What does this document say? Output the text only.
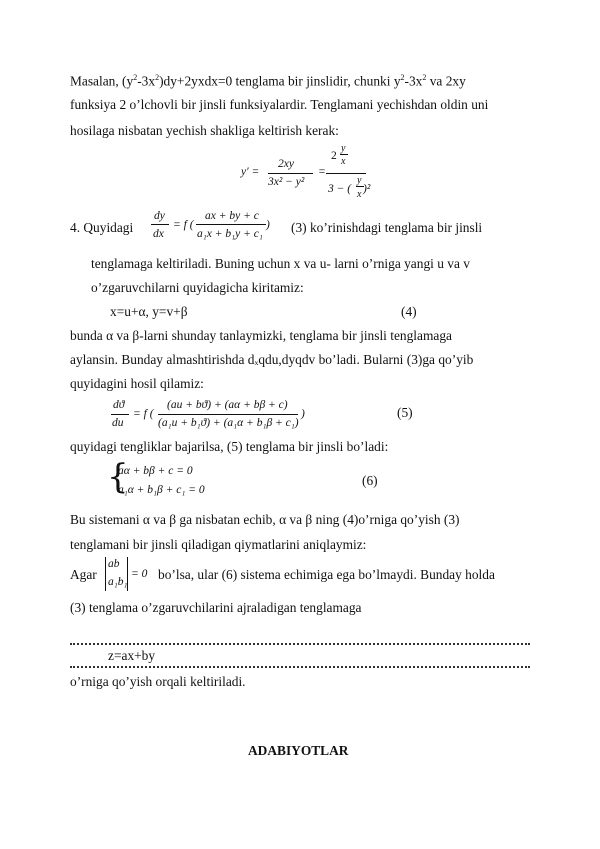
Masalan, $(y^2-3x^2)dy+2yxdx=0$ tenglama bir jinslidir, chunki $y^2-3x^2$ va 2xy
funksiya 2 o’lchovli bir jinsli funksiyalardir. Tenglamani yechishdan oldin uni
hosilaga nisbatan yechish shakliga keltirish kerak:
y′ =
2xy
3x² − y²
=
2
y
x
3 − (
y
x )²
4. Quyidagi
dy
dx
= f (
ax + by + c
a₁x + b₁y + c₁
) (3) ko’rinishdagi tenglama bir jinsli
tenglamaga keltiriladi. Buning uchun x va u- larni o’rniga yangi u va v
o’zgaruvchilarni quyidagicha kiritamiz:
x=u+α, y=v+β	(4)
bunda α va β-larni shunday tanlaymizki, tenglama bir jinsli tenglamaga
aylansin. Bunday almashtirishda dₓqdu,dyqdv bo’ladi. Bularni (3)ga qo’yib
quyidagini hosil qilamiz:
dϑ
du
= f (
(au + bϑ) + (aα + bβ + c)
(a₁u + b₁ϑ) + (a₁α + b₁β + c₁)
)	(5)
quyidagi tengliklar bajarilsa, (5) tenglama bir jinsli bo’ladi:
{
aα + bβ + c = 0
a₁α + b₁β + c₁ = 0
(6)
Bu sistemani α va β ga nisbatan echib, α va β ning (4)o’rniga qo’yish (3)
tenglamani bir jinsli qiladigan qiymatlarini aniqlaymiz:
Agar
ab
a₁b₁
= 0 bo’lsa, ular (6) sistema echimiga ega bo’lmaydi. Bunday holda
(3) tenglama o’zgaruvchilarini ajraladigan tenglamaga
z=ax+by
o’rniga qo’yish orqali keltiriladi.
ADABIYOTLAR
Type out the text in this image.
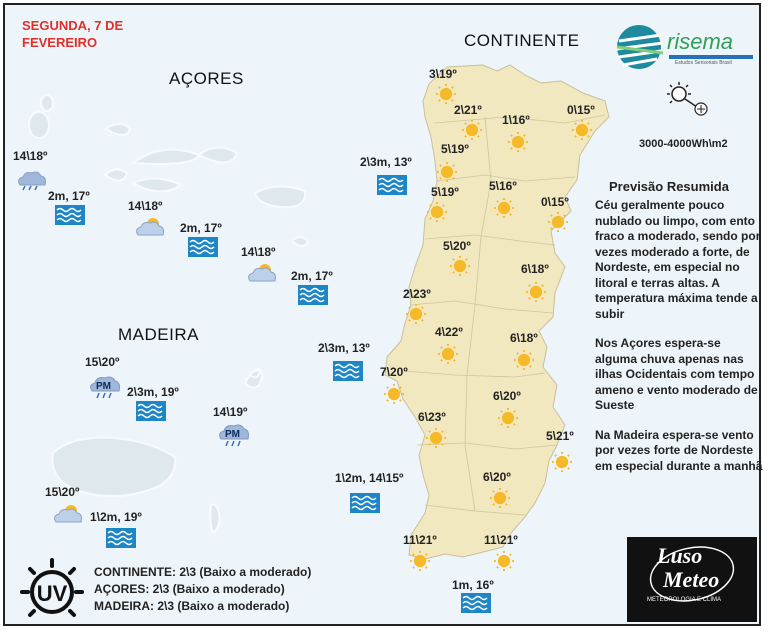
SEGUNDA, 7 DE
FEVEREIRO	CONTINENTE
AÇORES
MADEIRA
risema
Estudos Sensoriais Brasil
3000-4000Wh\m2
Previsão Resumida

Céu geralmente pouco nublado ou limpo, com ento fraco a moderado, sendo por vezes moderado a forte, de Nordeste, em especial no litoral e terras altas. A temperatura máxima tende a subir

Nos Açores espera-se alguma chuva apenas nas ilhas Ocidentais com tempo ameno e vento moderado de Sueste

Na Madeira espera-se vento por vezes forte de Nordeste em especial durante a manhã

3\19º
2\21º
1\16º
0\15º
5\19º
5\19º	5\16º
0\15º
5\20º
6\18º
2\23º
4\22º	6\18º
7\20º
6\20º
6\23º
5\21º
6\20º
11\21º	11\21º
2\3m, 13º
2\3m, 13º
1\2m, 14\15º
1m, 16º
14\18º
14\18º
14\18º
2m, 17º
2m, 17º
2m, 17º
15\20º
PM
14\19º
PM
15\20º
2\3m, 19º
1\2m, 19º
UV
CONTINENTE: 2\3 (Baixo a moderado)
AÇORES: 2\3 (Baixo a moderado)
MADEIRA: 2\3 (Baixo a moderado)
Luso
Meteo
METEOROLOGIA E CLIMA
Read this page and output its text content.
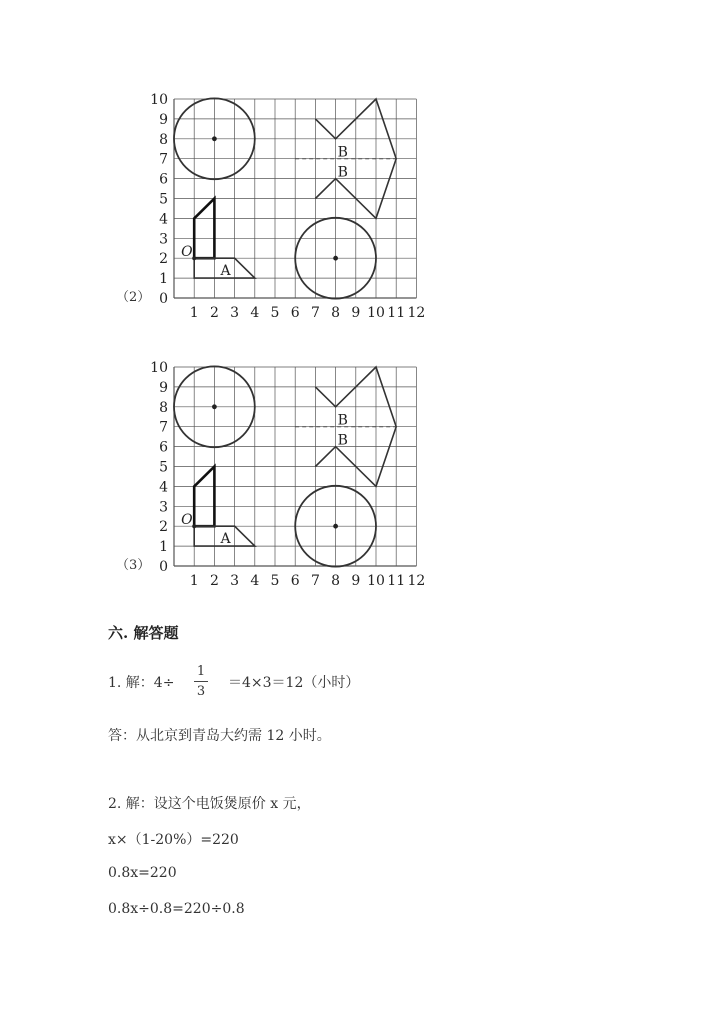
0
1
2
3
4
5
6
7
8
9
10
1 2 3 4 5 6 7 8 9 10 11 12
A
O
B
B
（2）
0
1
2
3
4
5
6
7
8
9
10
1 2 3 4 5 6 7 8 9 10 11 12
A
O
B
B
（3）
六. 解答题
1. 解：4÷
1
3
＝4×3＝12（小时）
答：从北京到青岛大约需 12 小时。
2. 解：设这个电饭煲原价 x 元，
x×（1-20%）=220
0.8x=220
0.8x÷0.8=220÷0.8
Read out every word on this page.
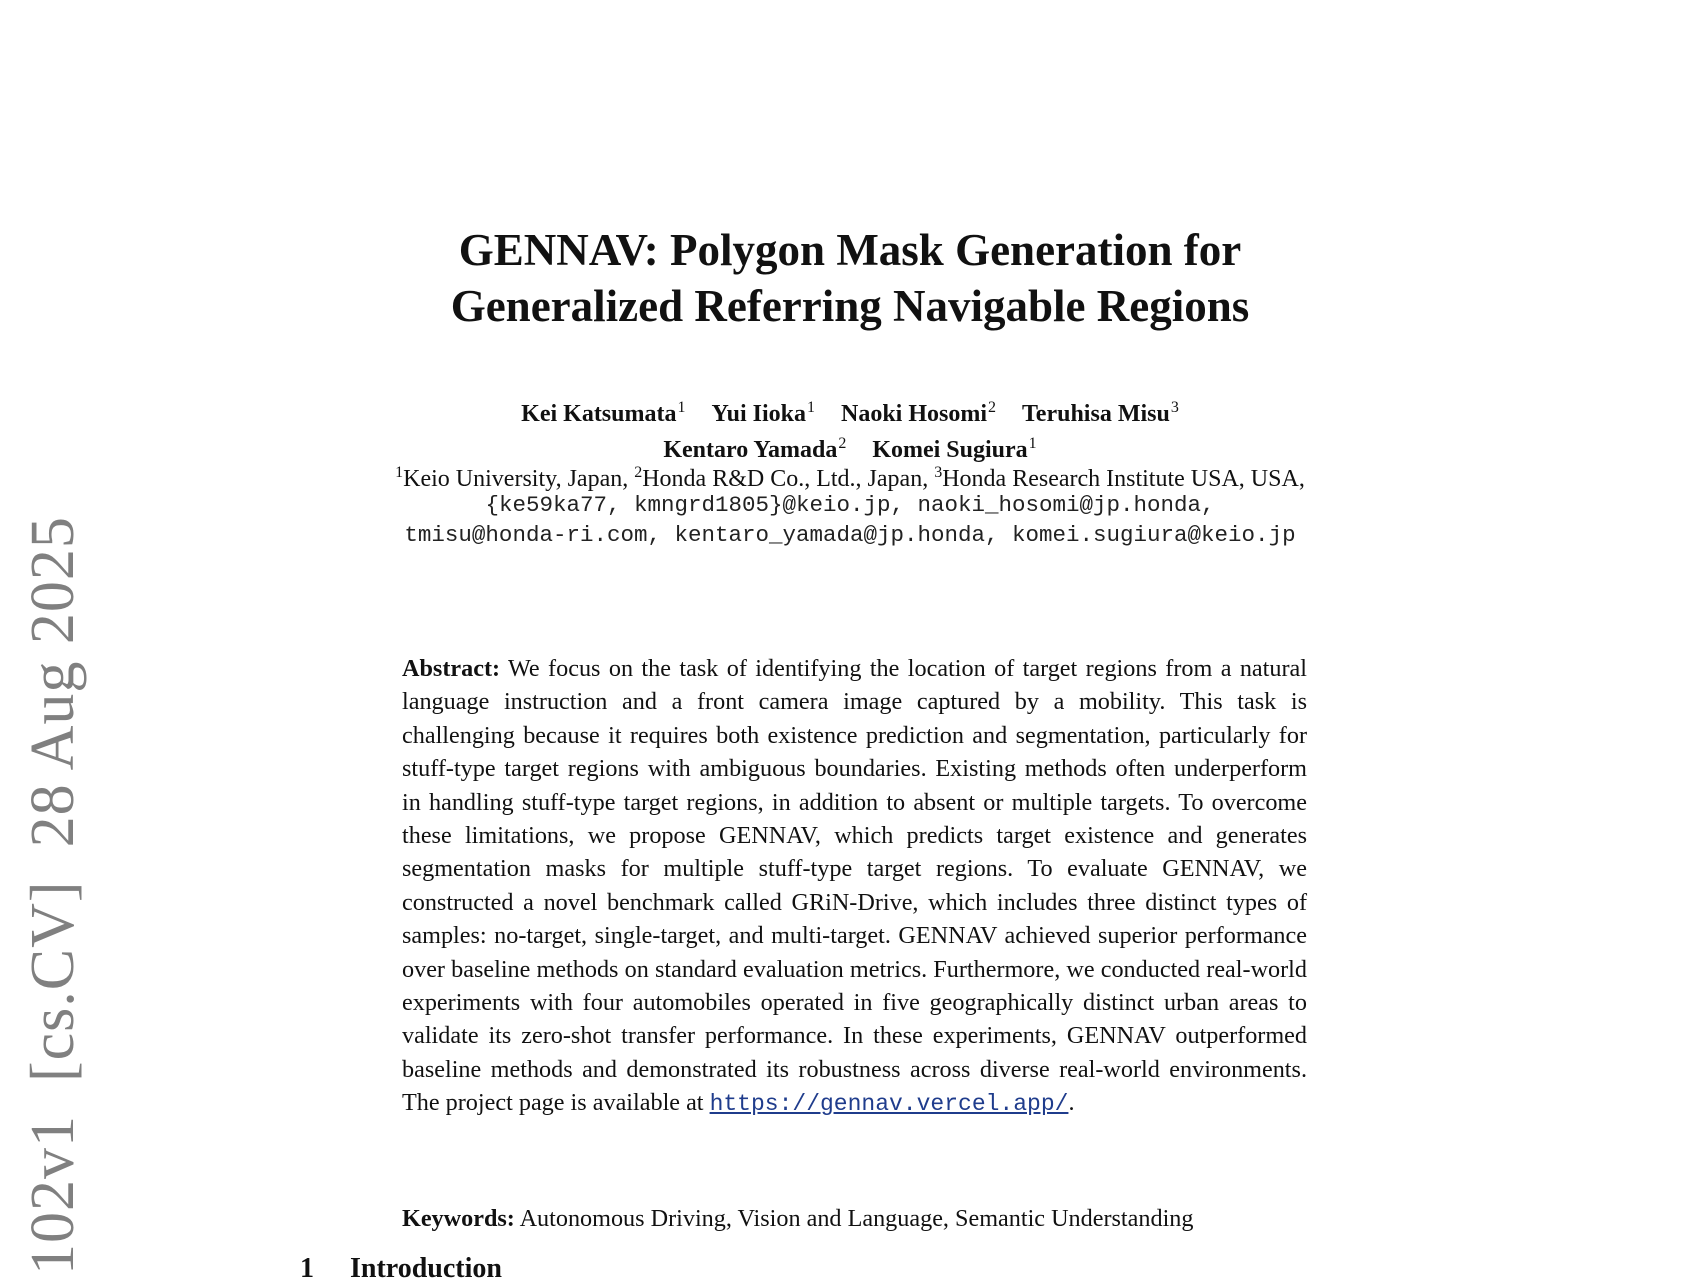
102v1  [cs.CV]  28 Aug 2025
GENNAV: Polygon Mask Generation for
Generalized Referring Navigable Regions
Kei Katsumata$^1$ Yui Iioka$^1$ Naoki Hosomi$^2$ Teruhisa Misu$^3$
Kentaro Yamada$^2$ Komei Sugiura$^1$
$^1$Keio University, Japan, $^2$Honda R&D Co., Ltd., Japan, $^3$Honda Research Institute USA, USA,
{ke59ka77, kmngrd1805}@keio.jp, naoki_hosomi@jp.honda,
tmisu@honda-ri.com, kentaro_yamada@jp.honda, komei.sugiura@keio.jp
Abstract: We focus on the task of identifying the location of target regions from a natural language instruction and a front camera image captured by a mobility. This task is challenging because it requires both existence prediction and segmentation, particularly for stuff-type target regions with ambiguous boundaries. Existing methods often underperform in handling stuff-type target regions, in addition to absent or multiple targets. To overcome these limitations, we propose GENNAV, which predicts target existence and generates segmentation masks for multiple stuff-type target regions. To evaluate GENNAV, we constructed a novel benchmark called GRiN-Drive, which includes three distinct types of samples: no-target, single-target, and multi-target. GENNAV achieved superior performance over baseline methods on standard evaluation metrics. Furthermore, we conducted real-world experiments with four automobiles operated in five geographically distinct urban areas to validate its zero-shot transfer performance. In these experiments, GENNAV outperformed baseline methods and demonstrated its robustness across diverse real-world environments. The project page is available at https://gennav.vercel.app/.
Keywords: Autonomous Driving, Vision and Language, Semantic Understanding
1 Introduction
• • • •
Exercise details - Go through the data above and find the lines with the word "keltiriladi". Copy each of those lines.

Expected output -
tenglamaga keltiriladi. Buning uchun x va u- larni o’rniga yangi u va v
o’rniga qo’yish orqali keltiriladi.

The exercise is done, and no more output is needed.